WHAT YOU ARE ASKED TO DO: Copy, in full, each line of the material that holds the word "kwantowa".

Data entries:
====
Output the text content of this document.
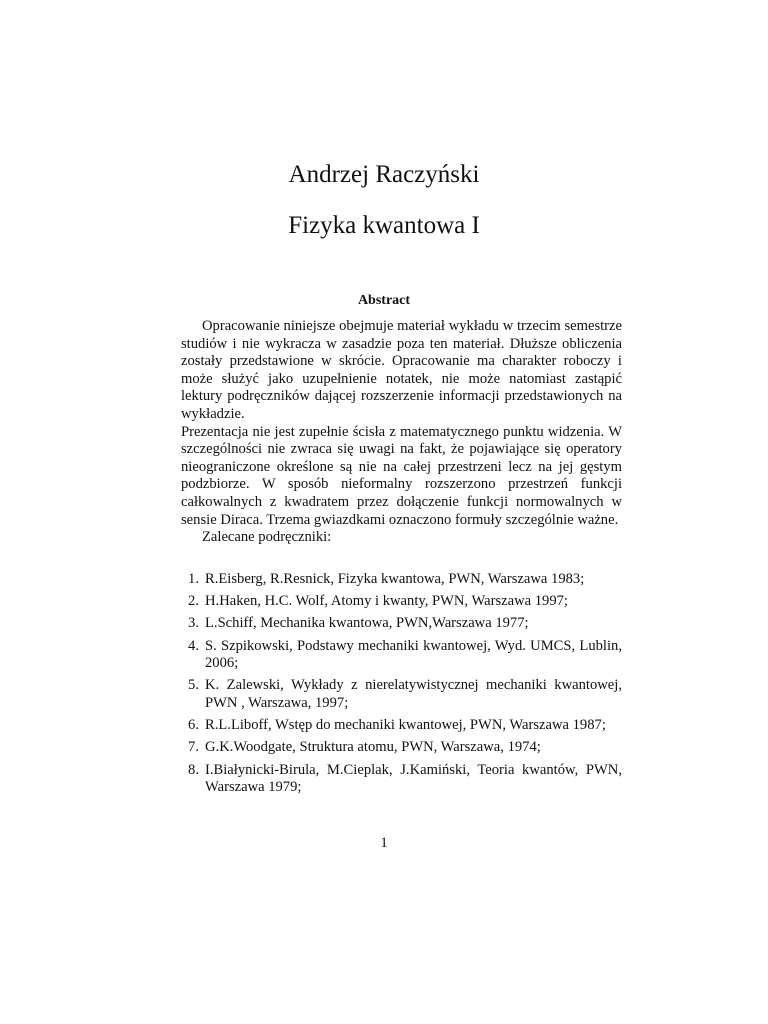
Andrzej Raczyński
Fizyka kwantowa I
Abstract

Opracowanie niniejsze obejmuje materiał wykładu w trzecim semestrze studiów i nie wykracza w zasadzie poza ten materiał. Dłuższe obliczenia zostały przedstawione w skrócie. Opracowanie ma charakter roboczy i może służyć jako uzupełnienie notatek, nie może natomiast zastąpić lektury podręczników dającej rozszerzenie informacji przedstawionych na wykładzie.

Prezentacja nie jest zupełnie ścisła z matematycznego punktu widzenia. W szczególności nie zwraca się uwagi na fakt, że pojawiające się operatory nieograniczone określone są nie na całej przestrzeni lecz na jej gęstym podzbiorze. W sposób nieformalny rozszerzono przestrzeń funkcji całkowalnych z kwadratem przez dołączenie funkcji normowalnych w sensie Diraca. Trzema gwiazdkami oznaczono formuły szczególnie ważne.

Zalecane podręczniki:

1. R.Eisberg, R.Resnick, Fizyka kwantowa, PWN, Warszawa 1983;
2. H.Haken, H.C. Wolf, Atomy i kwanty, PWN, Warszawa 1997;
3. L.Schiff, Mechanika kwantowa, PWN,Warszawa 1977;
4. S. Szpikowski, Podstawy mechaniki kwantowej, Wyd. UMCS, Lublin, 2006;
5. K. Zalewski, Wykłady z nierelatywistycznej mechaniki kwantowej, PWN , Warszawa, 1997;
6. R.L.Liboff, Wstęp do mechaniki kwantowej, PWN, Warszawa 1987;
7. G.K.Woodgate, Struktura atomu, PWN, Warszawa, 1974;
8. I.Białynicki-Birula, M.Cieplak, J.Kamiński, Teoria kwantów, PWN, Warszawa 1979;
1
====
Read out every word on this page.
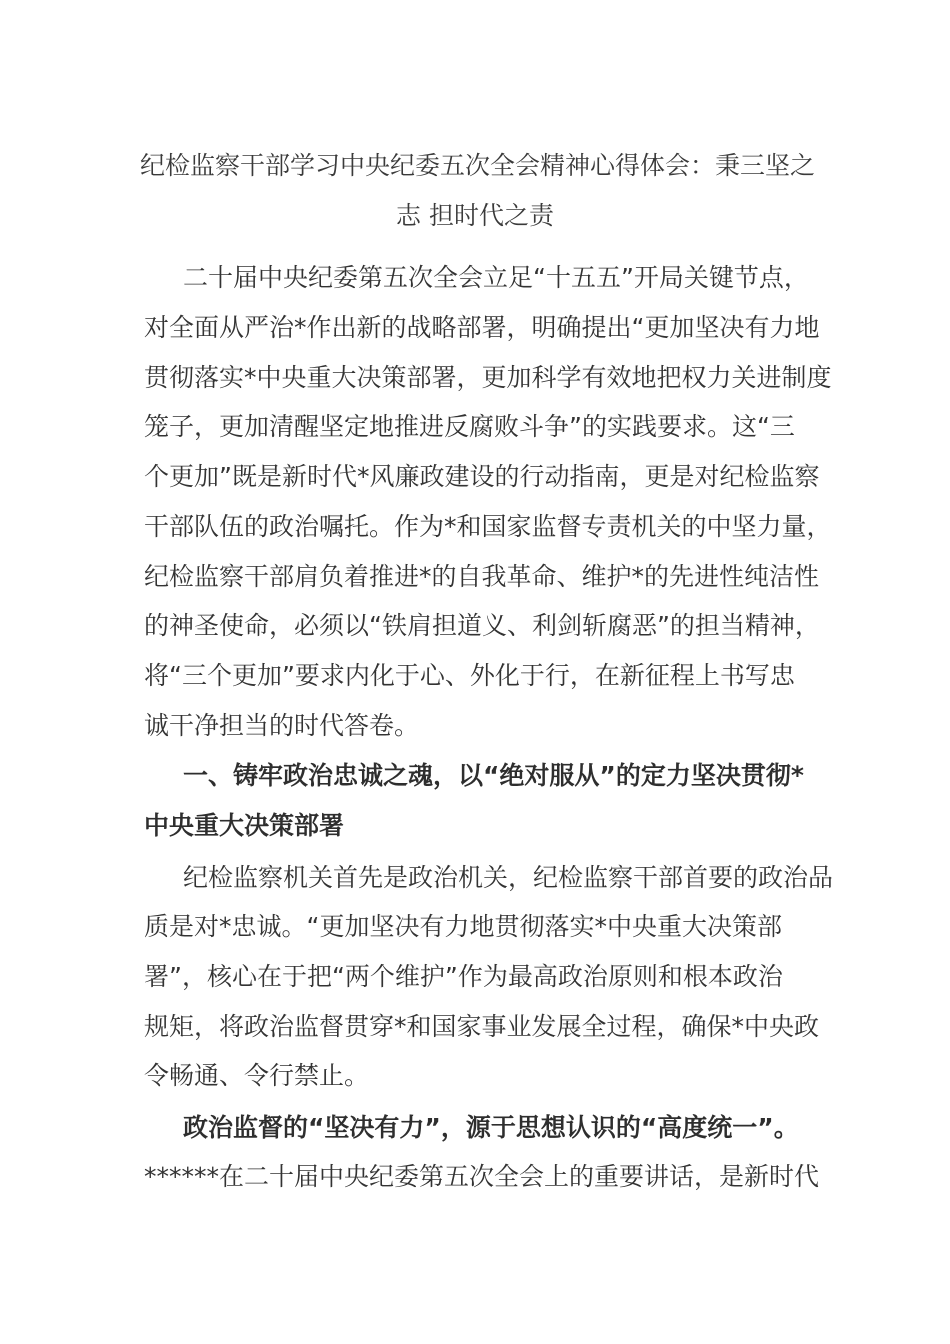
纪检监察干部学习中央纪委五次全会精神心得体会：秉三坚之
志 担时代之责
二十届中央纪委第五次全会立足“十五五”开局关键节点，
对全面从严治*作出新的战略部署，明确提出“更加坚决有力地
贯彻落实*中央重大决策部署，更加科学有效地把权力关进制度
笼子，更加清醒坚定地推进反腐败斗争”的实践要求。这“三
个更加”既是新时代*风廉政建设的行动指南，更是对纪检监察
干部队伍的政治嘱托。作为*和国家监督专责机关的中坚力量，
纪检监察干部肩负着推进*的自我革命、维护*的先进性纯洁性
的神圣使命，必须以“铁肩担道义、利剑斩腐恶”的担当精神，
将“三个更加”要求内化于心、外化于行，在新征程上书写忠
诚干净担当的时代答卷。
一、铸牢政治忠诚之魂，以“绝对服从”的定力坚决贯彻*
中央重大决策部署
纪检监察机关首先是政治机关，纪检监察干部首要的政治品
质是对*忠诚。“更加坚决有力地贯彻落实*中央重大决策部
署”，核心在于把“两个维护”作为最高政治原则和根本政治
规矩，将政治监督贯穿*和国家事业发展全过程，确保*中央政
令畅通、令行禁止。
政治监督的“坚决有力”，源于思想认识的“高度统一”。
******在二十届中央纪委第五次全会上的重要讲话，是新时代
====
FULL RESPONSE:
Fizyka kwantowa I
1. R.Eisberg, R.Resnick, Fizyka kwantowa, PWN, Warszawa 1983;
3. L.Schiff, Mechanika kwantowa, PWN,Warszawa 1977;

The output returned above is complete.